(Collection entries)
* * *
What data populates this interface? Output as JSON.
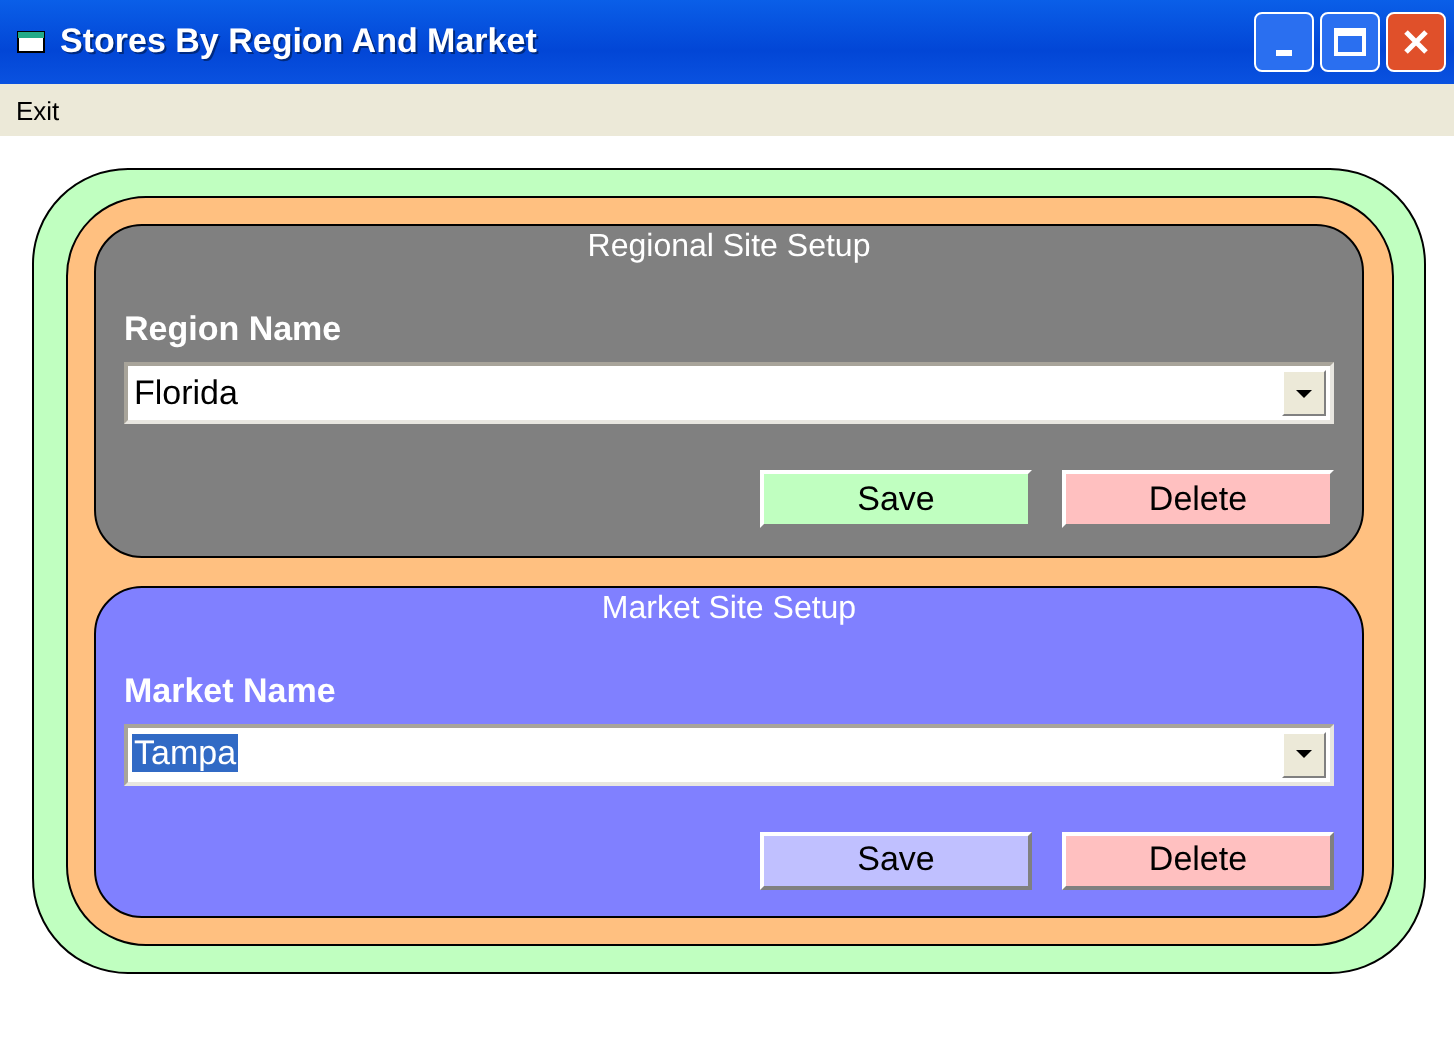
{
  "window": {
    "title": "Stores By Region And Market"
  },
  "menu": [
    "Exit"
  ],
  "panels": [
    {
      "kind": "region",
      "title": "Regional Site Setup",
      "label": "Region Name",
      "value": "Florida",
      "value_selected": false,
      "buttons": [
        {
          "kind": "save",
          "label": "Save"
        },
        {
          "kind": "delete",
          "label": "Delete"
        }
      ]
    },
    {
      "kind": "market",
      "title": "Market Site Setup",
      "label": "Market Name",
      "value": "Tampa",
      "value_selected": true,
      "buttons": [
        {
          "kind": "save",
          "label": "Save"
        },
        {
          "kind": "delete",
          "label": "Delete"
        }
      ]
    }
  ]
}
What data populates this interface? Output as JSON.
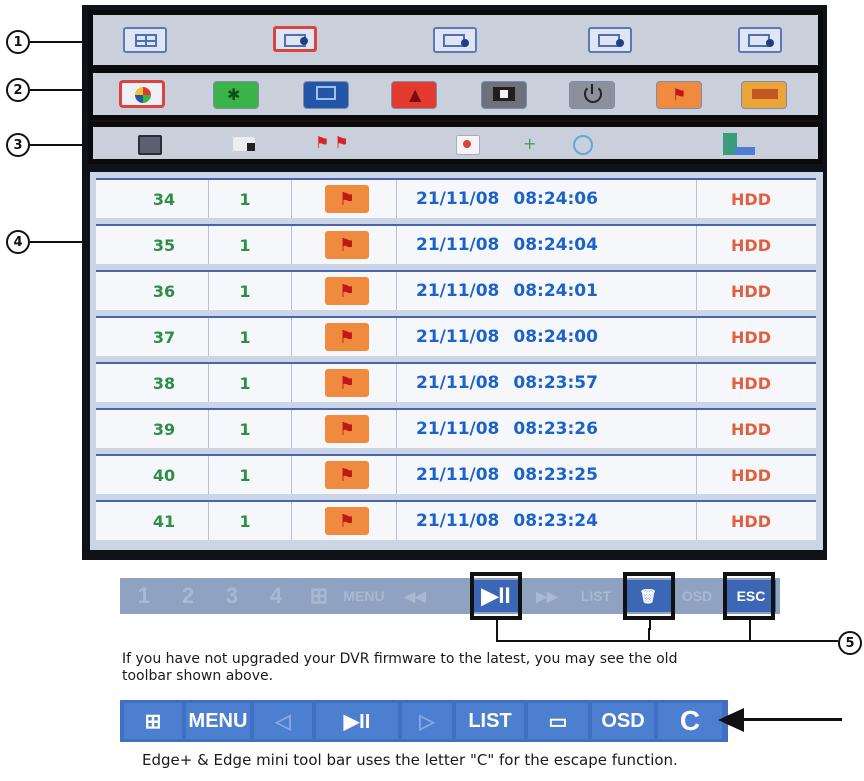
{
  "callouts": [
    "1",
    "2",
    "3",
    "4",
    "5"
  ],
  "toolbar_layouts": {
    "icons": [
      "grid-layout-icon",
      "camera-playback-icon",
      "camera-playback-icon",
      "camera-playback-icon",
      "camera-playback-icon"
    ],
    "active_index": 1
  },
  "toolbar_events": {
    "icons": [
      {
        "name": "all-events-icon",
        "color": "#ffffff"
      },
      {
        "name": "motion-icon",
        "color": "#3bb24a"
      },
      {
        "name": "video-loss-icon",
        "color": "#2456a8"
      },
      {
        "name": "alarm-icon",
        "color": "#e23a2e"
      },
      {
        "name": "video-record-icon",
        "color": "#2c2c2c"
      },
      {
        "name": "power-icon",
        "color": "#555b66"
      },
      {
        "name": "sensor-icon",
        "color": "#f08a3e"
      },
      {
        "name": "hdd-icon",
        "color": "#e9a53a"
      }
    ]
  },
  "toolbar_filters": {
    "icons": [
      "document-icon",
      "camera-icon",
      "flags-icon",
      "calendar-icon",
      "plus-icon",
      "clock-icon",
      "hdd-storage-icon"
    ]
  },
  "event_list": {
    "rows": [
      {
        "num": "34",
        "ch": "1",
        "date": "21/11/08",
        "time": "08:24:06",
        "device": "HDD"
      },
      {
        "num": "35",
        "ch": "1",
        "date": "21/11/08",
        "time": "08:24:04",
        "device": "HDD"
      },
      {
        "num": "36",
        "ch": "1",
        "date": "21/11/08",
        "time": "08:24:01",
        "device": "HDD"
      },
      {
        "num": "37",
        "ch": "1",
        "date": "21/11/08",
        "time": "08:24:00",
        "device": "HDD"
      },
      {
        "num": "38",
        "ch": "1",
        "date": "21/11/08",
        "time": "08:23:57",
        "device": "HDD"
      },
      {
        "num": "39",
        "ch": "1",
        "date": "21/11/08",
        "time": "08:23:26",
        "device": "HDD"
      },
      {
        "num": "40",
        "ch": "1",
        "date": "21/11/08",
        "time": "08:23:25",
        "device": "HDD"
      },
      {
        "num": "41",
        "ch": "1",
        "date": "21/11/08",
        "time": "08:23:24",
        "device": "HDD"
      }
    ]
  },
  "old_toolbar": {
    "buttons": [
      "1",
      "2",
      "3",
      "4",
      "⊞",
      "MENU",
      "◀◀",
      "▶II",
      "▶▶",
      "LIST",
      "🗑",
      "OSD",
      "ESC"
    ]
  },
  "old_toolbar_caption": "If you have not upgraded your DVR firmware to the latest, you may see the old toolbar shown above.",
  "new_toolbar": {
    "buttons": [
      "⊞",
      "MENU",
      "◁",
      "▶II",
      "▷",
      "LIST",
      "▭",
      "OSD",
      "C"
    ]
  },
  "new_toolbar_caption": "Edge+ & Edge mini tool bar uses the letter \"C\" for the escape function."
}
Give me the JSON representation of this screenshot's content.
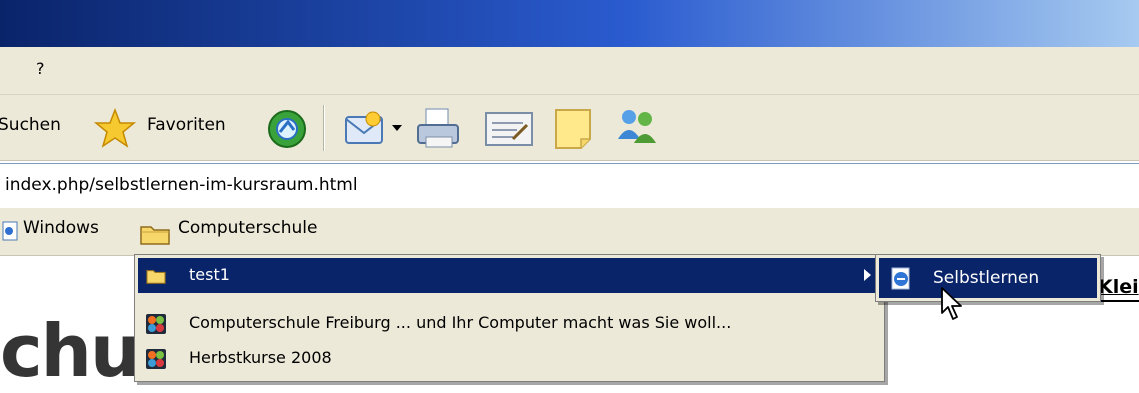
{
  "menubar": {
    "help_label": "?"
  },
  "toolbar": {
    "search_label": "Suchen",
    "favorites_label": "Favoriten",
    "icons": [
      "star-icon",
      "media-icon",
      "mail-icon",
      "print-icon",
      "edit-icon",
      "note-icon",
      "messenger-icon"
    ]
  },
  "address": {
    "url": "index.php/selbstlernen-im-kursraum.html"
  },
  "links": {
    "items": [
      {
        "label": "Windows"
      },
      {
        "label": "Computerschule"
      }
    ]
  },
  "menu": {
    "items": [
      {
        "label": "test1",
        "icon": "folder-icon",
        "selected": true,
        "has_submenu": true
      },
      {
        "label": "Computerschule Freiburg ... und Ihr Computer macht was Sie woll...",
        "icon": "joomla-icon"
      },
      {
        "label": "Herbstkurse 2008",
        "icon": "joomla-icon"
      }
    ],
    "submenu": {
      "items": [
        {
          "label": "Selbstlernen",
          "icon": "ie-page-icon"
        }
      ]
    }
  },
  "page": {
    "logo_text": "chu",
    "right_text": "Klei"
  },
  "colors": {
    "selection": "#0a246a",
    "chrome": "#ece9d8",
    "title_start": "#0a246a",
    "title_end": "#a6caf0"
  }
}
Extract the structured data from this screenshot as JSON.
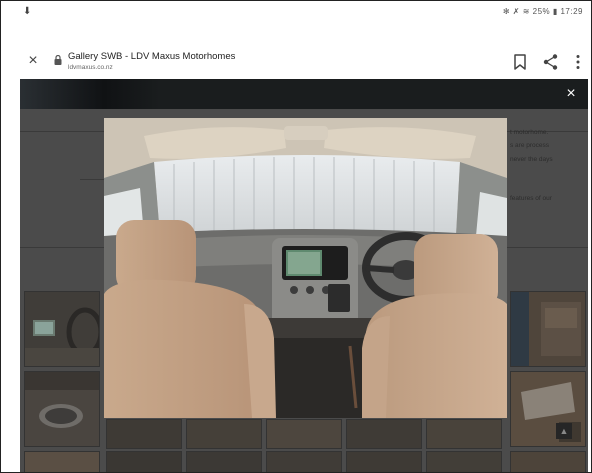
{
  "status_bar": {
    "download_glyph": "⬇",
    "right_text": "✻ ✗ ≋ 25% ▮ 17:29",
    "battery": "25%",
    "time": "17:29"
  },
  "browser": {
    "page_title": "Gallery SWB - LDV Maxus Motorhomes",
    "domain": "ldvmaxus.co.nz",
    "close_glyph": "×"
  },
  "lightbox": {
    "close_glyph": "×",
    "photo_alt": "Interior view from rear of van showing front seats, dashboard, steering wheel and windscreen"
  },
  "background_text": [
    "t motorhome.",
    "s are process",
    "never the days",
    "features of our"
  ],
  "scroll_top_glyph": "▲",
  "colors": {
    "overlay": "#4b4b4b",
    "lightbox_bar": "#1a1d1e",
    "toolbar": "#ffffff"
  },
  "icons": [
    "download-icon",
    "close-tab-icon",
    "lock-icon",
    "bookmark-icon",
    "share-icon",
    "more-vert-icon",
    "lightbox-close-icon",
    "scroll-top-icon"
  ]
}
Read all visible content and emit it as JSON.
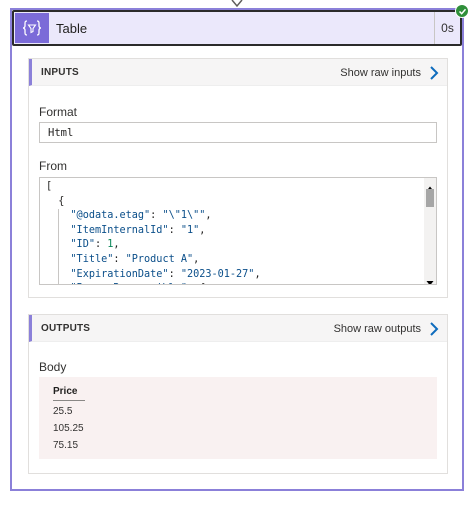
{
  "action": {
    "title": "Table",
    "duration": "0s",
    "icon": "braces-filter-icon",
    "status": "succeeded",
    "accent_color": "#7b6bd8",
    "status_color": "#2f8f3a"
  },
  "inputs": {
    "section_title": "INPUTS",
    "show_raw_label": "Show raw inputs",
    "format_label": "Format",
    "format_value": "Html",
    "from_label": "From",
    "from_code_lines": [
      "[",
      "  {",
      "    \"@odata.etag\": \"\\\"1\\\"\",",
      "    \"ItemInternalId\": \"1\",",
      "    \"ID\": 1,",
      "    \"Title\": \"Product A\",",
      "    \"ExpirationDate\": \"2023-01-27\",",
      "    \"PersonResponsible\": {"
    ]
  },
  "outputs": {
    "section_title": "OUTPUTS",
    "show_raw_label": "Show raw outputs",
    "body_label": "Body",
    "table": {
      "columns": [
        "Price"
      ],
      "rows": [
        [
          "25.5"
        ],
        [
          "105.25"
        ],
        [
          "75.15"
        ]
      ]
    }
  }
}
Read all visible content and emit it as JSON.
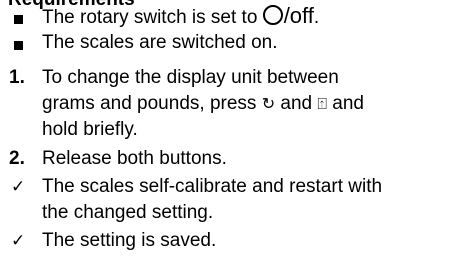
{
  "heading": "Requirements",
  "requirements": [
    {
      "before": "The rotary switch is set to ",
      "icon": "off-circle-icon",
      "after": "/off",
      "after2": "."
    },
    {
      "text": "The scales are switched on."
    }
  ],
  "steps": [
    {
      "number": "1.",
      "line1": "To change the display unit between",
      "line2_before": "grams and pounds, press ",
      "icon1": "rotate-icon",
      "icon1_glyph": "↻",
      "and": " and ",
      "icon2": "scale-icon",
      "icon2_glyph": "⍐",
      "line2_after": " and",
      "line3": "hold briefly."
    },
    {
      "number": "2.",
      "text": "Release both buttons."
    }
  ],
  "results": [
    {
      "mark": "✓",
      "line1": "The scales self-calibrate and restart with",
      "line2": "the changed setting."
    },
    {
      "mark": "✓",
      "line1": "The setting is saved."
    }
  ]
}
* * *
EXERCISE DESCRIPTION — Restate each of the entries above word for word and skip every image.

FULL OUTPUT —
What data populates this interface? Output as JSON.
{
  "window": {
    "title": "Stores By Region And Market"
  },
  "menu": [
    "Exit"
  ],
  "panels": [
    {
      "kind": "region",
      "title": "Regional Site Setup",
      "label": "Region Name",
      "value": "Florida",
      "value_selected": false,
      "buttons": [
        {
          "kind": "save",
          "label": "Save"
        },
        {
          "kind": "delete",
          "label": "Delete"
        }
      ]
    },
    {
      "kind": "market",
      "title": "Market Site Setup",
      "label": "Market Name",
      "value": "Tampa",
      "value_selected": true,
      "buttons": [
        {
          "kind": "save",
          "label": "Save"
        },
        {
          "kind": "delete",
          "label": "Delete"
        }
      ]
    }
  ]
}
What data populates this interface? Output as JSON.
{
  "callouts": [
    "1",
    "2",
    "3",
    "4",
    "5"
  ],
  "toolbar_layouts": {
    "icons": [
      "grid-layout-icon",
      "camera-playback-icon",
      "camera-playback-icon",
      "camera-playback-icon",
      "camera-playback-icon"
    ],
    "active_index": 1
  },
  "toolbar_events": {
    "icons": [
      {
        "name": "all-events-icon",
        "color": "#ffffff"
      },
      {
        "name": "motion-icon",
        "color": "#3bb24a"
      },
      {
        "name": "video-loss-icon",
        "color": "#2456a8"
      },
      {
        "name": "alarm-icon",
        "color": "#e23a2e"
      },
      {
        "name": "video-record-icon",
        "color": "#2c2c2c"
      },
      {
        "name": "power-icon",
        "color": "#555b66"
      },
      {
        "name": "sensor-icon",
        "color": "#f08a3e"
      },
      {
        "name": "hdd-icon",
        "color": "#e9a53a"
      }
    ]
  },
  "toolbar_filters": {
    "icons": [
      "document-icon",
      "camera-icon",
      "flags-icon",
      "calendar-icon",
      "plus-icon",
      "clock-icon",
      "hdd-storage-icon"
    ]
  },
  "event_list": {
    "rows": [
      {
        "num": "34",
        "ch": "1",
        "date": "21/11/08",
        "time": "08:24:06",
        "device": "HDD"
      },
      {
        "num": "35",
        "ch": "1",
        "date": "21/11/08",
        "time": "08:24:04",
        "device": "HDD"
      },
      {
        "num": "36",
        "ch": "1",
        "date": "21/11/08",
        "time": "08:24:01",
        "device": "HDD"
      },
      {
        "num": "37",
        "ch": "1",
        "date": "21/11/08",
        "time": "08:24:00",
        "device": "HDD"
      },
      {
        "num": "38",
        "ch": "1",
        "date": "21/11/08",
        "time": "08:23:57",
        "device": "HDD"
      },
      {
        "num": "39",
        "ch": "1",
        "date": "21/11/08",
        "time": "08:23:26",
        "device": "HDD"
      },
      {
        "num": "40",
        "ch": "1",
        "date": "21/11/08",
        "time": "08:23:25",
        "device": "HDD"
      },
      {
        "num": "41",
        "ch": "1",
        "date": "21/11/08",
        "time": "08:23:24",
        "device": "HDD"
      }
    ]
  },
  "old_toolbar": {
    "buttons": [
      "1",
      "2",
      "3",
      "4",
      "⊞",
      "MENU",
      "◀◀",
      "▶II",
      "▶▶",
      "LIST",
      "🗑",
      "OSD",
      "ESC"
    ]
  },
  "old_toolbar_caption": "If you have not upgraded your DVR firmware to the latest, you may see the old toolbar shown above.",
  "new_toolbar": {
    "buttons": [
      "⊞",
      "MENU",
      "◁",
      "▶II",
      "▷",
      "LIST",
      "▭",
      "OSD",
      "C"
    ]
  },
  "new_toolbar_caption": "Edge+ & Edge mini tool bar uses the letter \"C\" for the escape function."
}
Give me the JSON representation of this screenshot's content.
{
  "menubar": {
    "help_label": "?"
  },
  "toolbar": {
    "search_label": "Suchen",
    "favorites_label": "Favoriten",
    "icons": [
      "star-icon",
      "media-icon",
      "mail-icon",
      "print-icon",
      "edit-icon",
      "note-icon",
      "messenger-icon"
    ]
  },
  "address": {
    "url": "index.php/selbstlernen-im-kursraum.html"
  },
  "links": {
    "items": [
      {
        "label": "Windows"
      },
      {
        "label": "Computerschule"
      }
    ]
  },
  "menu": {
    "items": [
      {
        "label": "test1",
        "icon": "folder-icon",
        "selected": true,
        "has_submenu": true
      },
      {
        "label": "Computerschule Freiburg ... und Ihr Computer macht was Sie woll...",
        "icon": "joomla-icon"
      },
      {
        "label": "Herbstkurse 2008",
        "icon": "joomla-icon"
      }
    ],
    "submenu": {
      "items": [
        {
          "label": "Selbstlernen",
          "icon": "ie-page-icon"
        }
      ]
    }
  },
  "page": {
    "logo_text": "chu",
    "right_text": "Klei"
  },
  "colors": {
    "selection": "#0a246a",
    "chrome": "#ece9d8",
    "title_start": "#0a246a",
    "title_end": "#a6caf0"
  }
}
Extract the structured data from this screenshot as JSON.
{
  "status_bar": {
    "download_glyph": "⬇",
    "right_text": "✻ ✗ ≋ 25% ▮ 17:29",
    "battery": "25%",
    "time": "17:29"
  },
  "browser": {
    "page_title": "Gallery SWB - LDV Maxus Motorhomes",
    "domain": "ldvmaxus.co.nz",
    "close_glyph": "×"
  },
  "lightbox": {
    "close_glyph": "×",
    "photo_alt": "Interior view from rear of van showing front seats, dashboard, steering wheel and windscreen"
  },
  "background_text": [
    "t motorhome.",
    "s are process",
    "never the days",
    "features of our"
  ],
  "scroll_top_glyph": "▲",
  "colors": {
    "overlay": "#4b4b4b",
    "lightbox_bar": "#1a1d1e",
    "toolbar": "#ffffff"
  },
  "icons": [
    "download-icon",
    "close-tab-icon",
    "lock-icon",
    "bookmark-icon",
    "share-icon",
    "more-vert-icon",
    "lightbox-close-icon",
    "scroll-top-icon"
  ]
}
Read all visible content and emit it as JSON.
{
  "action": {
    "title": "Table",
    "duration": "0s",
    "icon": "braces-filter-icon",
    "status": "succeeded",
    "accent_color": "#7b6bd8",
    "status_color": "#2f8f3a"
  },
  "inputs": {
    "section_title": "INPUTS",
    "show_raw_label": "Show raw inputs",
    "format_label": "Format",
    "format_value": "Html",
    "from_label": "From",
    "from_code_lines": [
      "[",
      "  {",
      "    \"@odata.etag\": \"\\\"1\\\"\",",
      "    \"ItemInternalId\": \"1\",",
      "    \"ID\": 1,",
      "    \"Title\": \"Product A\",",
      "    \"ExpirationDate\": \"2023-01-27\",",
      "    \"PersonResponsible\": {"
    ]
  },
  "outputs": {
    "section_title": "OUTPUTS",
    "show_raw_label": "Show raw outputs",
    "body_label": "Body",
    "table": {
      "columns": [
        "Price"
      ],
      "rows": [
        [
          "25.5"
        ],
        [
          "105.25"
        ],
        [
          "75.15"
        ]
      ]
    }
  }
}
Read all visible content and emit it as JSON.
{
  "heading": "Requirements",
  "requirements": [
    {
      "before": "The rotary switch is set to ",
      "icon": "off-circle-icon",
      "after": "/off",
      "after2": "."
    },
    {
      "text": "The scales are switched on."
    }
  ],
  "steps": [
    {
      "number": "1.",
      "line1": "To change the display unit between",
      "line2_before": "grams and pounds, press ",
      "icon1": "rotate-icon",
      "icon1_glyph": "↻",
      "and": " and ",
      "icon2": "scale-icon",
      "icon2_glyph": "⍐",
      "line2_after": " and",
      "line3": "hold briefly."
    },
    {
      "number": "2.",
      "text": "Release both buttons."
    }
  ],
  "results": [
    {
      "mark": "✓",
      "line1": "The scales self-calibrate and restart with",
      "line2": "the changed setting."
    },
    {
      "mark": "✓",
      "line1": "The setting is saved."
    }
  ]
}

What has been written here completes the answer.